DIRECTIONS. Look below for the line containing "Extract the structured", then write out that line and every line after it to the end, exactly, minus the pictures.

START

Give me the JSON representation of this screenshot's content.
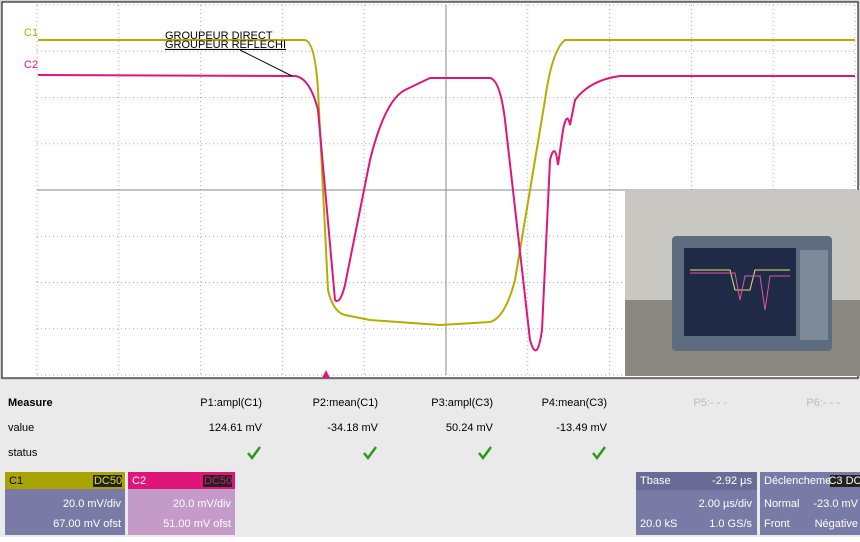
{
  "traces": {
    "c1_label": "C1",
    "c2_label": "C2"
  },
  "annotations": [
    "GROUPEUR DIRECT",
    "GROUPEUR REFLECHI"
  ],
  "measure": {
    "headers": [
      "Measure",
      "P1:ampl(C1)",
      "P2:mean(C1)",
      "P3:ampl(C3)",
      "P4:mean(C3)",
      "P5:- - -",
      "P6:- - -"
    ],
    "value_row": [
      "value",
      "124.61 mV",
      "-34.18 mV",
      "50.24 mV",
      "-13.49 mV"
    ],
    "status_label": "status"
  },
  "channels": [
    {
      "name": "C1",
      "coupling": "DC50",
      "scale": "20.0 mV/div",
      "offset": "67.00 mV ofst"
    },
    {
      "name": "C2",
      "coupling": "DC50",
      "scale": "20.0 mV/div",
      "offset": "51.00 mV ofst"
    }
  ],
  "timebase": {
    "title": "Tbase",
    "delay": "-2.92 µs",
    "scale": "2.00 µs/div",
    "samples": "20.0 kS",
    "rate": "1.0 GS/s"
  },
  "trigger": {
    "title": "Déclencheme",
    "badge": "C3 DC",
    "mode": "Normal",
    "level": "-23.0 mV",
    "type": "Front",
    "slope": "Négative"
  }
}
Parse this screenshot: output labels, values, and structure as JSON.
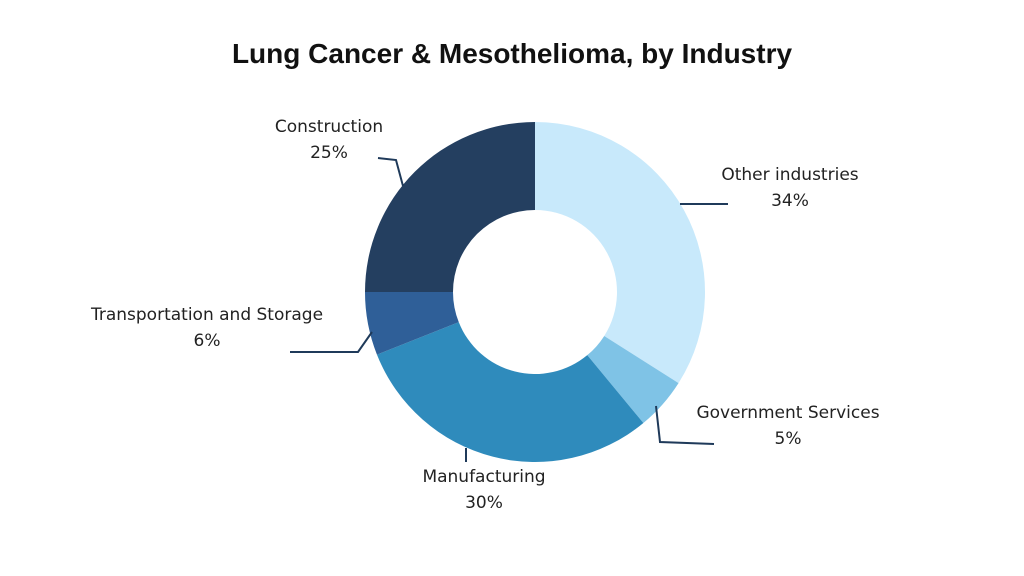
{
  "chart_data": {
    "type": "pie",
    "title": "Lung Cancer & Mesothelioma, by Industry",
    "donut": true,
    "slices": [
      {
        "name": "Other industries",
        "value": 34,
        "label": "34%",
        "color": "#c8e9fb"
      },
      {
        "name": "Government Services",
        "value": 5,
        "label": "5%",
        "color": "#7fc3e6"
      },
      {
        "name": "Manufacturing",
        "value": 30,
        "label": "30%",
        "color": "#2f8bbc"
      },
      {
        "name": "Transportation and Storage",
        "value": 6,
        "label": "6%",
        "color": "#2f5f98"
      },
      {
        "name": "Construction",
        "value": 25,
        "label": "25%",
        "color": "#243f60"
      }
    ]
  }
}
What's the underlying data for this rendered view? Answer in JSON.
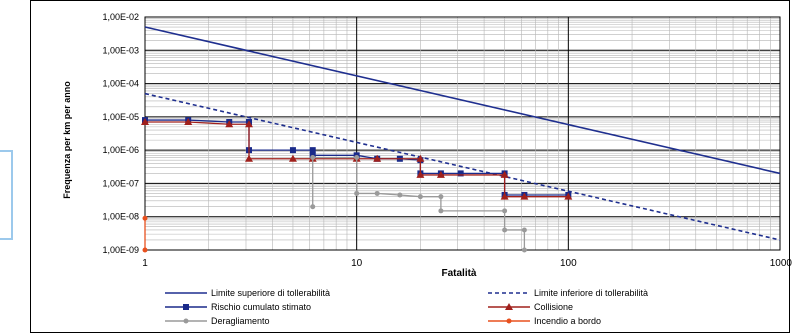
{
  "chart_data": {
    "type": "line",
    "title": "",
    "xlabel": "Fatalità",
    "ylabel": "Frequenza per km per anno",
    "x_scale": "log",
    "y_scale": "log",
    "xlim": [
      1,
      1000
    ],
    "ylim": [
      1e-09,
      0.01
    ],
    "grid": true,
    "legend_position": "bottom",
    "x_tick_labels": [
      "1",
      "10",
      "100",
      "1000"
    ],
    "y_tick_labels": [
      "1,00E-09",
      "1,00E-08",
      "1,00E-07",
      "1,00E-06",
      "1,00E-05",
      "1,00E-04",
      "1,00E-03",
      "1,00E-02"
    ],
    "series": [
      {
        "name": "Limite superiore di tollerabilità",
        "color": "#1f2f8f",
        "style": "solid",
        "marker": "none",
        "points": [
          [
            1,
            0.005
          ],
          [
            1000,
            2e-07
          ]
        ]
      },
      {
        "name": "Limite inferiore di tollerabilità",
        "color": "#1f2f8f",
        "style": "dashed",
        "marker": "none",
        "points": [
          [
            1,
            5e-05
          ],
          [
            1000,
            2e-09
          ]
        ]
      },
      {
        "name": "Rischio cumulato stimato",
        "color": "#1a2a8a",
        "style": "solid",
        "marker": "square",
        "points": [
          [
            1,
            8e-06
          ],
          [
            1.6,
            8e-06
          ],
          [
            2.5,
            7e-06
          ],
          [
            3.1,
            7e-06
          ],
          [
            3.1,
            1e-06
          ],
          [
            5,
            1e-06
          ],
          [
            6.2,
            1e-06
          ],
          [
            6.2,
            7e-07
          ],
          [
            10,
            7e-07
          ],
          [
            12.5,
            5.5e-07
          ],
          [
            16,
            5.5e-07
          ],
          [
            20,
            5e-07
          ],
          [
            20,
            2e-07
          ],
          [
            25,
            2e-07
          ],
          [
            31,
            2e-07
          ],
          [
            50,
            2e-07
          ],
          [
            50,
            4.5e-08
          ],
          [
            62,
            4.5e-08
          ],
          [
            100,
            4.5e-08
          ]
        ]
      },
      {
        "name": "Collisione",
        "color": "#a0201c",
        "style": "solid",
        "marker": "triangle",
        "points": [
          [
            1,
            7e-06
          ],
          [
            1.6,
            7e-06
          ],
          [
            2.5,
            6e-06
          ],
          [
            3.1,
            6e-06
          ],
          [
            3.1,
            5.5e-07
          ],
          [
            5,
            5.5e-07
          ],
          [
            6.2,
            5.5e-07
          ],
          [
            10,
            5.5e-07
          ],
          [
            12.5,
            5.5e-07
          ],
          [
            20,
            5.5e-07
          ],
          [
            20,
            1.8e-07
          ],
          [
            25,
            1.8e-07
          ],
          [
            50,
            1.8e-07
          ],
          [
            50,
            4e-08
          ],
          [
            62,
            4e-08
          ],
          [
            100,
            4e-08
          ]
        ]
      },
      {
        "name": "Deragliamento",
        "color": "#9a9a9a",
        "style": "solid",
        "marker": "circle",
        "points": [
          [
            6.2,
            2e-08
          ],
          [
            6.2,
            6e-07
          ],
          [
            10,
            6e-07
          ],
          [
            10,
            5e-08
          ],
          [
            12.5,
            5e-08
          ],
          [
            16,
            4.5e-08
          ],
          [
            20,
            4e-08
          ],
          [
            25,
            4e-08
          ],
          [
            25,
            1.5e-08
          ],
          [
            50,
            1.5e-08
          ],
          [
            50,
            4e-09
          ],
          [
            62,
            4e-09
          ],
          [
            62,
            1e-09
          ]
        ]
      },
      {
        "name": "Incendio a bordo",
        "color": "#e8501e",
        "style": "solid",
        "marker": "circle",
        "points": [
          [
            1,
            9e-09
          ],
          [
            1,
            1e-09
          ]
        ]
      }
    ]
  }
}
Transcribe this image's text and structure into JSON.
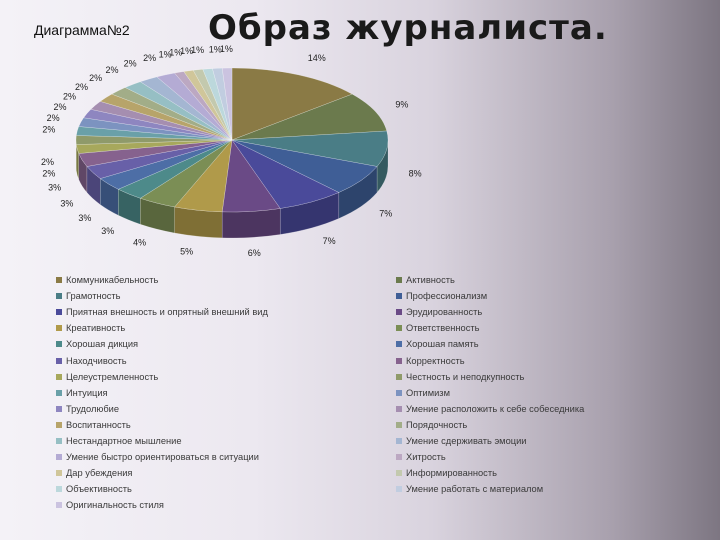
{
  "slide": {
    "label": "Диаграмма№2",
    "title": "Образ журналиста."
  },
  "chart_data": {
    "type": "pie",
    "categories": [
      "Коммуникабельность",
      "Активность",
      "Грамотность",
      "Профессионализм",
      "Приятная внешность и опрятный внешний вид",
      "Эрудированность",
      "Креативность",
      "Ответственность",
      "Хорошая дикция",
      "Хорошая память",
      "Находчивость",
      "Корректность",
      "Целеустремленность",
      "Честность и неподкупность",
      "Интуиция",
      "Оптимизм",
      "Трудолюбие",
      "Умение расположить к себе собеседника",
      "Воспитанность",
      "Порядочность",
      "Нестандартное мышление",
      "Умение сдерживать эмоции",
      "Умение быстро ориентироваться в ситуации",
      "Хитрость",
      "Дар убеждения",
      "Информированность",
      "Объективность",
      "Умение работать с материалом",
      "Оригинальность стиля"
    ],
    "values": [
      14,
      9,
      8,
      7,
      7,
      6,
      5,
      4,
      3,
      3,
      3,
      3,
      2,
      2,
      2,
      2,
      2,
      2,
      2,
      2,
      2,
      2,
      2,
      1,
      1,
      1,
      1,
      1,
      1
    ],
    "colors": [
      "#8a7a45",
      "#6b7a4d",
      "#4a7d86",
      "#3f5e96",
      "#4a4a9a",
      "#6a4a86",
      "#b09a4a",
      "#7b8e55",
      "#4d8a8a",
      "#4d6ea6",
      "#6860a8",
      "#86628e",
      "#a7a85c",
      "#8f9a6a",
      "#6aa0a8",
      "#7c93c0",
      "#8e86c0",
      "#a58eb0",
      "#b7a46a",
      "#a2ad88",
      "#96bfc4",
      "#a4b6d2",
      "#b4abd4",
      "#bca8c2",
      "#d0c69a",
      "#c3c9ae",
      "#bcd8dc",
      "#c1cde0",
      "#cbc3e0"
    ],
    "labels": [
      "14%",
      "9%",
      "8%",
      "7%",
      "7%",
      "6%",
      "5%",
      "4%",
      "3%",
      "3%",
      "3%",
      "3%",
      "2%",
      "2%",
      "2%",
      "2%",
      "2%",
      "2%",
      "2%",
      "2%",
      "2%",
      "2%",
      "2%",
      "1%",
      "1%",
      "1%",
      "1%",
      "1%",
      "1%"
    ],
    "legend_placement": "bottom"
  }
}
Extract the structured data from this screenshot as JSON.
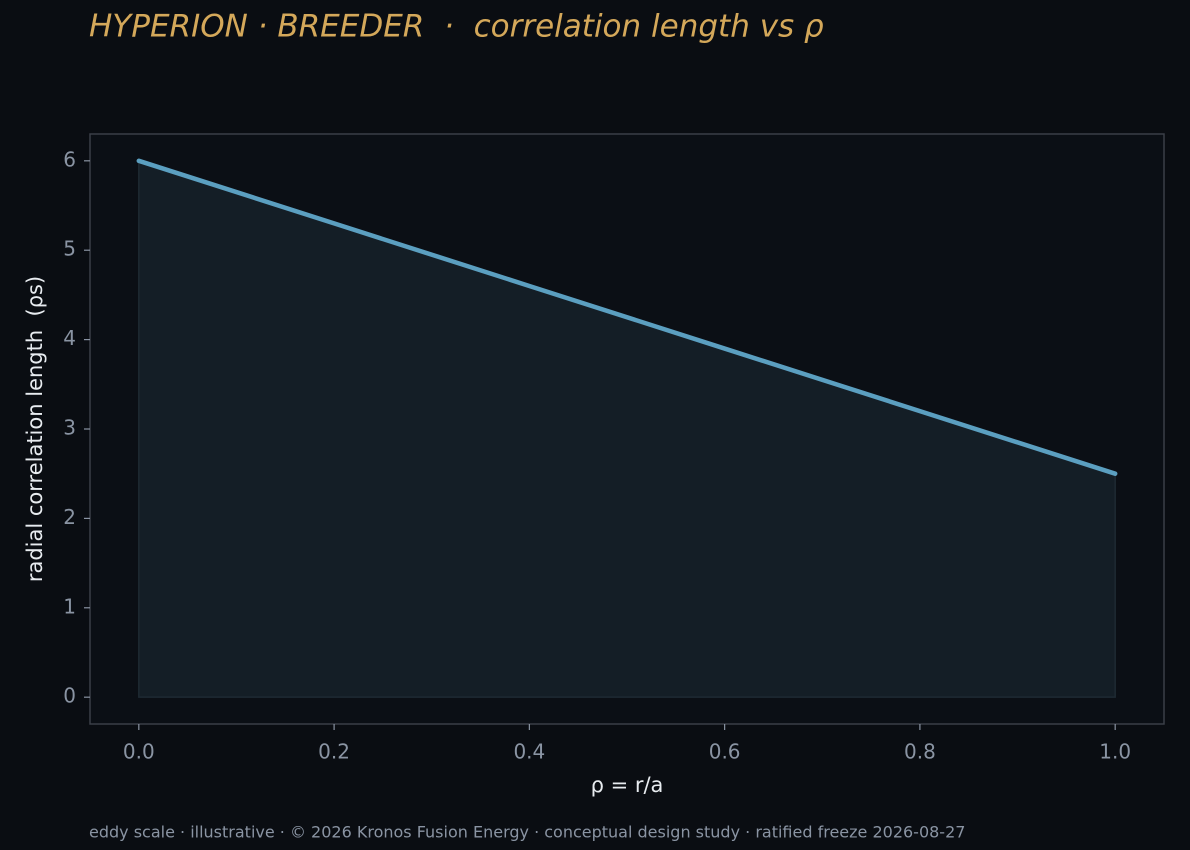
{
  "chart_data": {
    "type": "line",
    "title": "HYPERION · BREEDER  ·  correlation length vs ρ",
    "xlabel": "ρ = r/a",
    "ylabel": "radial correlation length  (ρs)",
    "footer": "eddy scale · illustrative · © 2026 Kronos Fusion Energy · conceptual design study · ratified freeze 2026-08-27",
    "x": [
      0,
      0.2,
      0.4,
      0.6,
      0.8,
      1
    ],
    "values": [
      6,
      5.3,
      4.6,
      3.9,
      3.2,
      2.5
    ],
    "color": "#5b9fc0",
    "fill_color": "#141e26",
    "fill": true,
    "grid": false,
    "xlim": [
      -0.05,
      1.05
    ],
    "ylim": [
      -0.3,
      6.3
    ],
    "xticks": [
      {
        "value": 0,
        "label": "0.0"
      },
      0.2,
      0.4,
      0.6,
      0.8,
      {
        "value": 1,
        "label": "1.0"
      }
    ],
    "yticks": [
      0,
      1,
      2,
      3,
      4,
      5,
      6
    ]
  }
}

END

WRITTEN SOLUTION.
Extract the structured data from this screenshot as JSON.
{
  "chart_data": {
    "type": "line",
    "title": "HYPERION · BREEDER  ·  correlation length vs ρ",
    "xlabel": "ρ = r/a",
    "ylabel": "radial correlation length  (ρs)",
    "footer": "eddy scale · illustrative · © 2026 Kronos Fusion Energy · conceptual design study · ratified freeze 2026-08-27",
    "x": [
      0,
      0.2,
      0.4,
      0.6,
      0.8,
      1
    ],
    "values": [
      6,
      5.3,
      4.6,
      3.9,
      3.2,
      2.5
    ],
    "color": "#5b9fc0",
    "fill_color": "#141e26",
    "fill": true,
    "grid": false,
    "xlim": [
      -0.05,
      1.05
    ],
    "ylim": [
      -0.3,
      6.3
    ],
    "xticks": [
      {
        "value": 0,
        "label": "0.0"
      },
      0.2,
      0.4,
      0.6,
      0.8,
      {
        "value": 1,
        "label": "1.0"
      }
    ],
    "yticks": [
      0,
      1,
      2,
      3,
      4,
      5,
      6
    ]
  }
}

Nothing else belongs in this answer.